SOURCE MATERIAL:
==============================
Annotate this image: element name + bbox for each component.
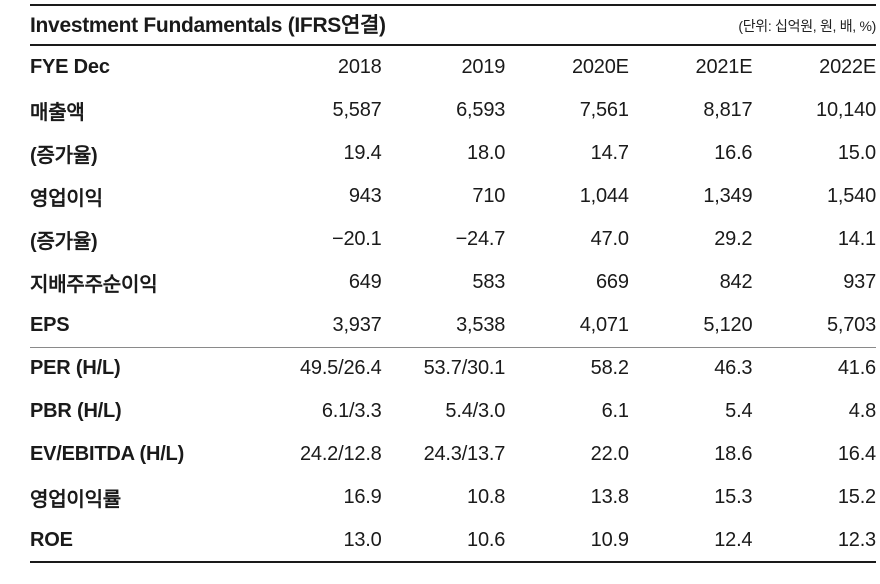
cell-value: 943 [348,185,382,208]
cell-value: 1,044 [579,185,629,208]
header-year-2020e: 2020E [571,56,629,79]
cell-value: 4.8 [848,400,876,423]
cell-value: 5,703 [826,313,876,336]
table-row: (증가율) −20.1 −24.7 47.0 29.2 14.1 [30,218,876,261]
cell-value: 649 [348,271,382,294]
fundamentals-table: FYE Dec 2018 2019 2020E 2021E 2022E 매출액 5… [30,46,876,564]
cell-value: −20.1 [331,228,382,251]
cell-value: 937 [843,271,876,294]
cell-value: 46.3 [628,346,753,391]
cell-value: 15.0 [837,142,876,165]
table-row: 영업이익률 16.9 10.8 13.8 15.3 15.2 [30,476,876,519]
cell-value: 18.6 [714,443,753,466]
cell-value: 5,587 [332,99,382,122]
cell-value: 19.4 [343,142,382,165]
table-body: 매출액 5,587 6,593 7,561 8,817 10,140 (증가율) 19.4 18… [30,89,876,562]
header-year-2018: 2018 [337,56,382,79]
cell-value: 58.2 [505,346,629,391]
row-label: EPS [30,313,70,336]
table-title: Investment Fundamentals (IFRS연결) [30,14,386,37]
cell-value: 12.3 [837,528,876,551]
cell-value: 710 [472,185,506,208]
cell-value: 41.6 [752,346,876,391]
cell-value: 22.0 [590,443,629,466]
cell-value: 5.4/3.0 [445,400,506,423]
table-row: EPS 3,937 3,538 4,071 5,120 5,703 [30,304,876,347]
row-label: ROE [30,528,73,551]
cell-value: 29.2 [714,228,753,251]
cell-value: 3,937 [332,313,382,336]
table-header-row: FYE Dec 2018 2019 2020E 2021E 2022E [30,46,876,89]
table-title-bar: Investment Fundamentals (IFRS연결) (단위: 십억… [30,4,876,47]
cell-value: 6,593 [456,99,506,122]
unit-note: (단위: 십억원, 원, 배, %) [738,18,876,35]
cell-value: 24.2/12.8 [299,443,382,466]
table-row: 매출액 5,587 6,593 7,561 8,817 10,140 [30,89,876,132]
row-label: 매출액 [30,102,85,125]
cell-value: 16.9 [343,486,382,509]
row-label: PBR (H/L) [30,400,122,423]
cell-value: 47.0 [590,228,629,251]
cell-value: 15.2 [837,486,876,509]
cell-value: 8,817 [703,99,753,122]
cell-value: 16.4 [837,443,876,466]
cell-value: 14.1 [837,228,876,251]
table-row: PBR (H/L) 6.1/3.3 5.4/3.0 6.1 5.4 4.8 [30,390,876,433]
row-label: EV/EBITDA (H/L) [30,443,185,466]
header-year-2022e: 2022E [819,56,876,79]
row-label: PER (H/L) [30,346,258,391]
table-row: PER (H/L) 49.5/26.4 53.7/30.1 58.2 46.3 41.6 [30,346,876,391]
table-row: ROE 13.0 10.6 10.9 12.4 12.3 [30,519,876,562]
cell-value: 1,349 [703,185,753,208]
cell-value: 6.1 [601,400,629,423]
cell-value: 4,071 [579,313,629,336]
cell-value: 49.5/26.4 [258,346,382,391]
header-year-2019: 2019 [461,56,506,79]
table-row: 영업이익 943 710 1,044 1,349 1,540 [30,175,876,218]
cell-value: 18.0 [467,142,506,165]
table-row: (증가율) 19.4 18.0 14.7 16.6 15.0 [30,132,876,175]
table-row: EV/EBITDA (H/L) 24.2/12.8 24.3/13.7 22.0 18.… [30,433,876,476]
cell-value: 16.6 [714,142,753,165]
cell-value: 669 [596,271,629,294]
cell-value: 7,561 [579,99,629,122]
row-label: 영업이익 [30,188,103,211]
header-fye-dec: FYE Dec [30,56,110,79]
cell-value: 13.0 [343,528,382,551]
investment-fundamentals-table: Investment Fundamentals (IFRS연결) (단위: 십억… [30,4,876,564]
cell-value: 583 [472,271,506,294]
cell-value: 13.8 [590,486,629,509]
table-row: 지배주주순이익 649 583 669 842 937 [30,261,876,304]
cell-value: 10,140 [816,99,876,122]
cell-value: 5.4 [725,400,753,423]
cell-value: 5,120 [703,313,753,336]
cell-value: 12.4 [714,528,753,551]
row-label: (증가율) [30,231,98,254]
cell-value: 3,538 [456,313,506,336]
cell-value: 14.7 [590,142,629,165]
cell-value: 10.9 [590,528,629,551]
cell-value: 53.7/30.1 [381,346,505,391]
cell-value: 15.3 [714,486,753,509]
cell-value: 842 [719,271,753,294]
row-label: 영업이익률 [30,489,121,512]
row-label: 지배주주순이익 [30,274,158,297]
cell-value: −24.7 [455,228,506,251]
cell-value: 24.3/13.7 [423,443,506,466]
row-label: (증가율) [30,145,98,168]
cell-value: 10.8 [467,486,506,509]
header-year-2021e: 2021E [695,56,753,79]
cell-value: 10.6 [467,528,506,551]
cell-value: 1,540 [826,185,876,208]
cell-value: 6.1/3.3 [321,400,382,423]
==============================
YOUR GOAL:
Edit the entries from the line that has "cell-value: 943 [348,185,382,208]" through the line that has "table-row: EPS 3,937", replacing "table-row" with "data-row" and leaving everything else unchanged. Return only those lines.

WRITTEN RESPONSE:
cell-value: 943 [348,185,382,208]
cell-value: 1,044 [579,185,629,208]
header-year-2020e: 2020E [571,56,629,79]
cell-value: 4.8 [848,400,876,423]
cell-value: 5,703 [826,313,876,336]
data-row: (증가율) −20.1 −24.7 47.0 29.2 14.1 [30,218,876,261]
cell-value: 649 [348,271,382,294]
fundamentals-table: FYE Dec 2018 2019 2020E 2021E 2022E 매출액 5… [30,46,876,564]
cell-value: −20.1 [331,228,382,251]
cell-value: 937 [843,271,876,294]
cell-value: 46.3 [628,346,753,391]
cell-value: 15.0 [837,142,876,165]
data-row: 영업이익률 16.9 10.8 13.8 15.3 15.2 [30,476,876,519]
cell-value: 18.6 [714,443,753,466]
cell-value: 5,587 [332,99,382,122]
cell-value: 19.4 [343,142,382,165]
table-body: 매출액 5,587 6,593 7,561 8,817 10,140 (증가율) 19.4 18… [30,89,876,562]
header-year-2018: 2018 [337,56,382,79]
cell-value: 58.2 [505,346,629,391]
row-label: EPS [30,313,70,336]
table-title: Investment Fundamentals (IFRS연결) [30,14,386,37]
cell-value: 12.3 [837,528,876,551]
cell-value: 710 [472,185,506,208]
cell-value: 41.6 [752,346,876,391]
cell-value: 22.0 [590,443,629,466]
cell-value: 5.4/3.0 [445,400,506,423]
data-row: EPS 3,937 3,538 4,071 5,120 5,703 [30,304,876,347]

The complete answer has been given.